> PROBLEM DETAILS:
In the entries below, find the lines that contain the word "depuis" and copy them.

********************

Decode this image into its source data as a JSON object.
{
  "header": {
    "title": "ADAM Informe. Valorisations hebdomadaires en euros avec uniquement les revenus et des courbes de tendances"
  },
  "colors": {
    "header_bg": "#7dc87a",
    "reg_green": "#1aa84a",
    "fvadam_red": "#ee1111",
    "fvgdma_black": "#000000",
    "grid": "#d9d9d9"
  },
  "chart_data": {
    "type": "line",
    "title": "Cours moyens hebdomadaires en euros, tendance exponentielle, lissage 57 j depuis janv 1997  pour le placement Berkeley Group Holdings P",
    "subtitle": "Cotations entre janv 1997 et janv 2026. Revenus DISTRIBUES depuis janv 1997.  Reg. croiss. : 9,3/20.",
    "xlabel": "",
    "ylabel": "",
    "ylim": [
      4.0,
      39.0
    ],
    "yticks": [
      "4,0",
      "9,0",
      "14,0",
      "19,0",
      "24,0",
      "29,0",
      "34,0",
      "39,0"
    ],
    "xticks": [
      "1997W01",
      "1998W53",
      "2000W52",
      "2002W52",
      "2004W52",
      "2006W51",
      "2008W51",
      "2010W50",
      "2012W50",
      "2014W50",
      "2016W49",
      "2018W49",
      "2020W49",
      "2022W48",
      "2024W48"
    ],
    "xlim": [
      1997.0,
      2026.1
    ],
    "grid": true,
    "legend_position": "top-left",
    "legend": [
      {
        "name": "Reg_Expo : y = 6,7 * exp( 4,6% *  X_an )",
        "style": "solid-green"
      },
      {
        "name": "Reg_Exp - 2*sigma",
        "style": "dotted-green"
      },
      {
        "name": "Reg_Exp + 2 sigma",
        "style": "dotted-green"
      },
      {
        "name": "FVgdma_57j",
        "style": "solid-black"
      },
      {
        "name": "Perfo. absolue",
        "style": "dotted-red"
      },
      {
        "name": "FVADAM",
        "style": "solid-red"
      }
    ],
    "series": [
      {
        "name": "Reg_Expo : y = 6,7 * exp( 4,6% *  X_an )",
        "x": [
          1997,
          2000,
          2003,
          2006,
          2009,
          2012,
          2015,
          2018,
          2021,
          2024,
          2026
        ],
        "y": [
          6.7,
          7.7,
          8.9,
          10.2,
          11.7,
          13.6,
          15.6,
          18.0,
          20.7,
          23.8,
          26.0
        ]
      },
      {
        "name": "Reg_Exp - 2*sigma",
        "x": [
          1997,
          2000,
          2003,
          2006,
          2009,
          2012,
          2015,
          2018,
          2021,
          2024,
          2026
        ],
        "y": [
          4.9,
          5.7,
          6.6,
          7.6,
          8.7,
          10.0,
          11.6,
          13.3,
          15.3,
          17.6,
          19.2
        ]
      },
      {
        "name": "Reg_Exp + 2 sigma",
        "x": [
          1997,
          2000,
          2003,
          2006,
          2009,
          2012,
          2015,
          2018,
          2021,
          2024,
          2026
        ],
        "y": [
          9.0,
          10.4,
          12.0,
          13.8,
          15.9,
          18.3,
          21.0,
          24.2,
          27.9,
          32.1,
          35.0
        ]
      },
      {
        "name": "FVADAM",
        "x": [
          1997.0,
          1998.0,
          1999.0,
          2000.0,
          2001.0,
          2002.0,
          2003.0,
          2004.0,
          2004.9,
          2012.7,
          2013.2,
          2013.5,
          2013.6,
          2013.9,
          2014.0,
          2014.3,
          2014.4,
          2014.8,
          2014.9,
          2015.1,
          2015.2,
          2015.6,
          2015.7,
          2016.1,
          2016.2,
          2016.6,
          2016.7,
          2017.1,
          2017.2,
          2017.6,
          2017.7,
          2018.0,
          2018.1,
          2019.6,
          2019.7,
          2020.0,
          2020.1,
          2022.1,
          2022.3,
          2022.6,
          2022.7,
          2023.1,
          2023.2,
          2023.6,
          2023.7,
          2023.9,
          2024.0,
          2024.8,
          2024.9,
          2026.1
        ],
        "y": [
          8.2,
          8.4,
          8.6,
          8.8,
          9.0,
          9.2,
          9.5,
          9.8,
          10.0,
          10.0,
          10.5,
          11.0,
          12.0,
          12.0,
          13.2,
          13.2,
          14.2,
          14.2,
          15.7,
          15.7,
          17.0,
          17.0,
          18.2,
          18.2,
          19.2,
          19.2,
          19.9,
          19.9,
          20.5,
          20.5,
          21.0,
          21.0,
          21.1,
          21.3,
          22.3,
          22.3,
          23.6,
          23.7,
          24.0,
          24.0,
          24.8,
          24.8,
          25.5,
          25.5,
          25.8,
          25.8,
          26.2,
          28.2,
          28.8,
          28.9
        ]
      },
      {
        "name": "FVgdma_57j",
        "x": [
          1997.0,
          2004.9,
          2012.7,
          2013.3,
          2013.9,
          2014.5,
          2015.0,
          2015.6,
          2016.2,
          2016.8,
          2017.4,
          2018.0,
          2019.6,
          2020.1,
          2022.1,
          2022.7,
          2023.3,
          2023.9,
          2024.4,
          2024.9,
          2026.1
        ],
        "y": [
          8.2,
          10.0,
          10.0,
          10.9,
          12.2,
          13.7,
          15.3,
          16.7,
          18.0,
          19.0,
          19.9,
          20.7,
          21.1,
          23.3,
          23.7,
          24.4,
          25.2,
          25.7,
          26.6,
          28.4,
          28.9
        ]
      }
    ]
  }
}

********************

> SOLUTION FOR THIS TASK:
    "title": "Cours moyens hebdomadaires en euros, tendance exponentielle, lissage 57 j depuis janv 1997  pour le placement Berkeley Group Holdings P",
    "subtitle": "Cotations entre janv 1997 et janv 2026. Revenus DISTRIBUES depuis janv 1997.  Reg. croiss. : 9,3/20.",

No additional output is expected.